AIM - Copy every entry exactly as given, minus the images.

[start SUPPLIED MATERIAL]

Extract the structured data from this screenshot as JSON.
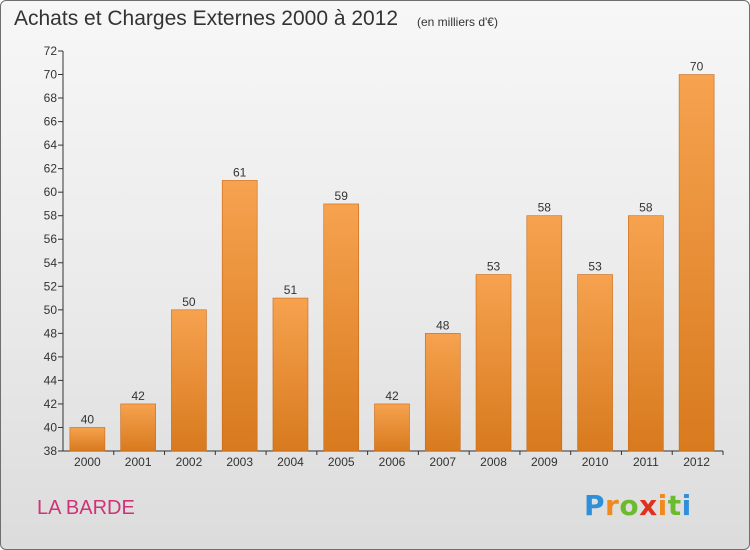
{
  "header": {
    "title": "Achats et Charges Externes 2000 à 2012",
    "subtitle": "(en milliers d'€)"
  },
  "footer": {
    "place": "LA BARDE",
    "logo": "Proxiti"
  },
  "colors": {
    "bar_top": "#f6a24f",
    "bar_bottom": "#d87a1e",
    "bar_edge": "#c8691a",
    "place": "#d0327a"
  },
  "chart_data": {
    "type": "bar",
    "title": "Achats et Charges Externes 2000 à 2012",
    "subtitle": "(en milliers d'€)",
    "xlabel": "",
    "ylabel": "",
    "categories": [
      "2000",
      "2001",
      "2002",
      "2003",
      "2004",
      "2005",
      "2006",
      "2007",
      "2008",
      "2009",
      "2010",
      "2011",
      "2012"
    ],
    "values": [
      40,
      42,
      50,
      61,
      51,
      59,
      42,
      48,
      53,
      58,
      53,
      58,
      70
    ],
    "ylim": [
      38,
      72
    ],
    "yticks": [
      38,
      40,
      42,
      44,
      46,
      48,
      50,
      52,
      54,
      56,
      58,
      60,
      62,
      64,
      66,
      68,
      70,
      72
    ],
    "grid": false,
    "data_labels": true
  }
}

[end SUPPLIED MATERIAL]

SOLUTION TO THIS EXERCISE -
Extract the structured data from this screenshot as JSON.
{
  "header": {
    "title": "Achats et Charges Externes 2000 à 2012",
    "subtitle": "(en milliers d'€)"
  },
  "footer": {
    "place": "LA BARDE",
    "logo": "Proxiti"
  },
  "colors": {
    "bar_top": "#f6a24f",
    "bar_bottom": "#d87a1e",
    "bar_edge": "#c8691a",
    "place": "#d0327a"
  },
  "chart_data": {
    "type": "bar",
    "title": "Achats et Charges Externes 2000 à 2012",
    "subtitle": "(en milliers d'€)",
    "xlabel": "",
    "ylabel": "",
    "categories": [
      "2000",
      "2001",
      "2002",
      "2003",
      "2004",
      "2005",
      "2006",
      "2007",
      "2008",
      "2009",
      "2010",
      "2011",
      "2012"
    ],
    "values": [
      40,
      42,
      50,
      61,
      51,
      59,
      42,
      48,
      53,
      58,
      53,
      58,
      70
    ],
    "ylim": [
      38,
      72
    ],
    "yticks": [
      38,
      40,
      42,
      44,
      46,
      48,
      50,
      52,
      54,
      56,
      58,
      60,
      62,
      64,
      66,
      68,
      70,
      72
    ],
    "grid": false,
    "data_labels": true
  }
}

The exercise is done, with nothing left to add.